§ **Task goal**: Restate the data exactly as given and keep the pictures out.

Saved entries
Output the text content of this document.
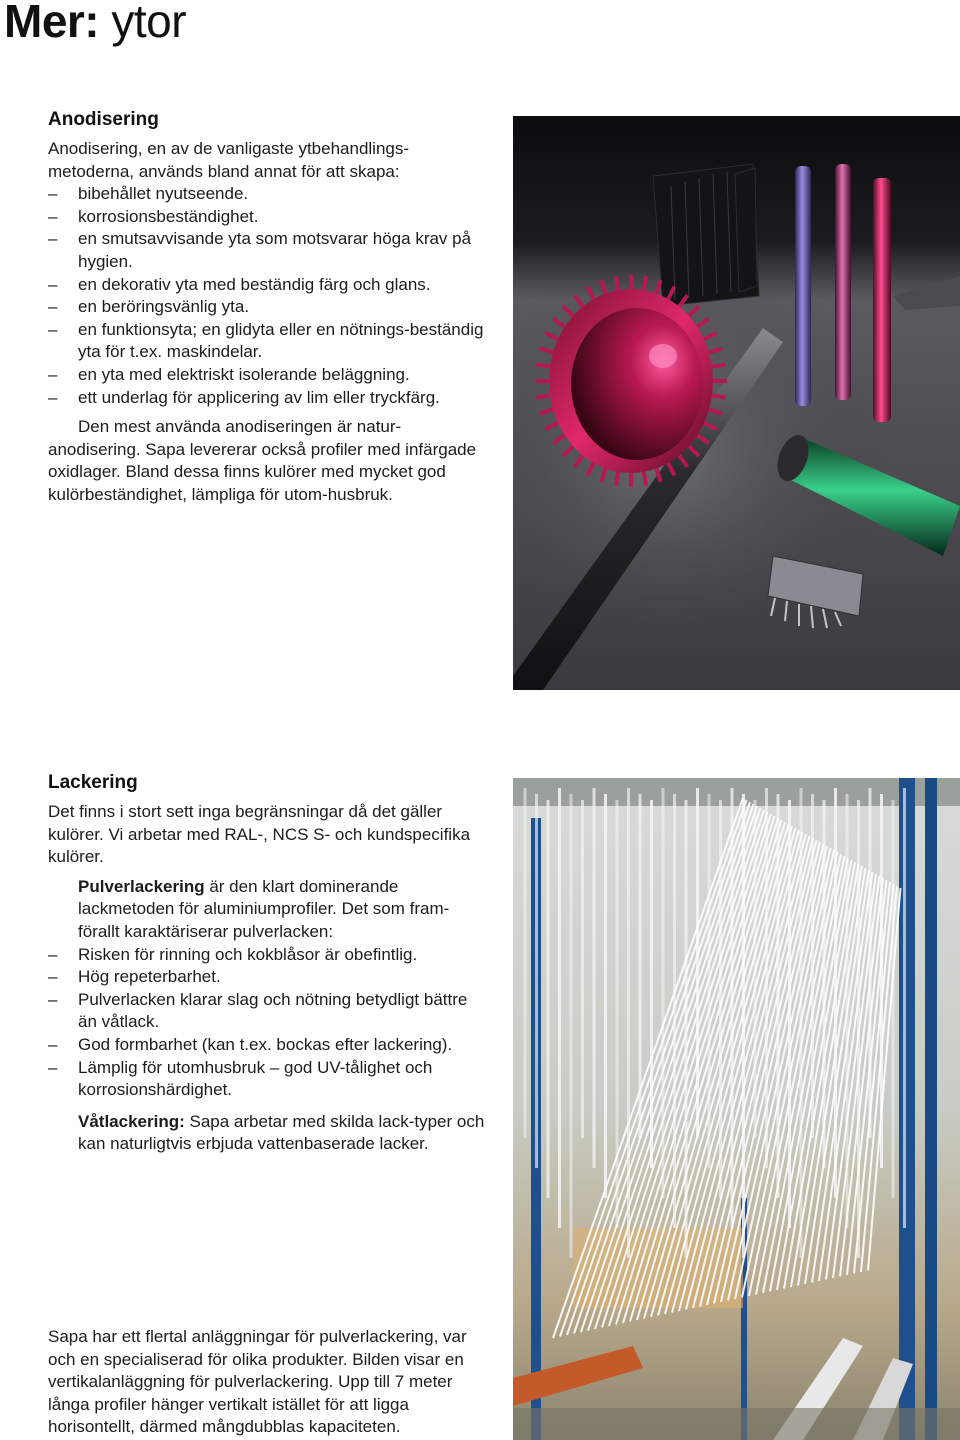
Mer: ytor
Anodisering

Anodisering, en av de vanligaste ytbehandlings-metoderna, används bland annat för att skapa:

– bibehållet nyutseende.
– korrosionsbeständighet.
– en smutsavvisande yta som motsvarar höga krav på hygien.
– en dekorativ yta med beständig färg och glans.
– en beröringsvänlig yta.
– en funktionsyta; en glidyta eller en nötnings-beständig yta för t.ex. maskindelar.
– en yta med elektriskt isolerande beläggning.
– ett underlag för applicering av lim eller tryckfärg.

Den mest använda anodiseringen är natur-

anodisering. Sapa levererar också profiler med infärgade oxidlager. Bland dessa finns kulörer med mycket god kulörbeständighet, lämpliga för utom-husbruk.

Lackering

Det finns i stort sett inga begränsningar då det gäller kulörer. Vi arbetar med RAL-, NCS S- och kundspecifika kulörer.

Pulverlackering är den klart dominerande lackmetoden för aluminiumprofiler. Det som fram-förallt karaktäriserar pulverlacken:

– Risken för rinning och kokblåsor är obefintlig.
– Hög repeterbarhet.
– Pulverlacken klarar slag och nötning betydligt bättre än våtlack.
– God formbarhet (kan t.ex. bockas efter lackering).
– Lämplig för utomhusbruk – god UV-tålighet och korrosionshärdighet.

Våtlackering: Sapa arbetar med skilda lack-typer och kan naturligtvis erbjuda vattenbaserade lacker.

Sapa har ett flertal anläggningar för pulverlackering, var och en specialiserad för olika produkter. Bilden visar en vertikalanläggning för pulverlackering. Upp till 7 meter långa profiler hänger vertikalt istället för att ligga horisontellt, därmed mångdubblas kapaciteten.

§ **Written solution**:
Output the text content of this document.
Mer: ytor
Anodisering

Anodisering, en av de vanligaste ytbehandlings-metoderna, används bland annat för att skapa:

– bibehållet nyutseende.
– korrosionsbeständighet.
– en smutsavvisande yta som motsvarar höga krav på hygien.
– en dekorativ yta med beständig färg och glans.
– en beröringsvänlig yta.
– en funktionsyta; en glidyta eller en nötnings-beständig yta för t.ex. maskindelar.
– en yta med elektriskt isolerande beläggning.
– ett underlag för applicering av lim eller tryckfärg.

Den mest använda anodiseringen är natur-

anodisering. Sapa levererar också profiler med infärgade oxidlager. Bland dessa finns kulörer med mycket god kulörbeständighet, lämpliga för utom-husbruk.

Lackering

Det finns i stort sett inga begränsningar då det gäller kulörer. Vi arbetar med RAL-, NCS S- och kundspecifika kulörer.

Pulverlackering är den klart dominerande lackmetoden för aluminiumprofiler. Det som fram-förallt karaktäriserar pulverlacken:

– Risken för rinning och kokblåsor är obefintlig.
– Hög repeterbarhet.
– Pulverlacken klarar slag och nötning betydligt bättre än våtlack.
– God formbarhet (kan t.ex. bockas efter lackering).
– Lämplig för utomhusbruk – god UV-tålighet och korrosionshärdighet.

Våtlackering: Sapa arbetar med skilda lack-typer och kan naturligtvis erbjuda vattenbaserade lacker.

Sapa har ett flertal anläggningar för pulverlackering, var och en specialiserad för olika produkter. Bilden visar en vertikalanläggning för pulverlackering. Upp till 7 meter långa profiler hänger vertikalt istället för att ligga horisontellt, därmed mångdubblas kapaciteten.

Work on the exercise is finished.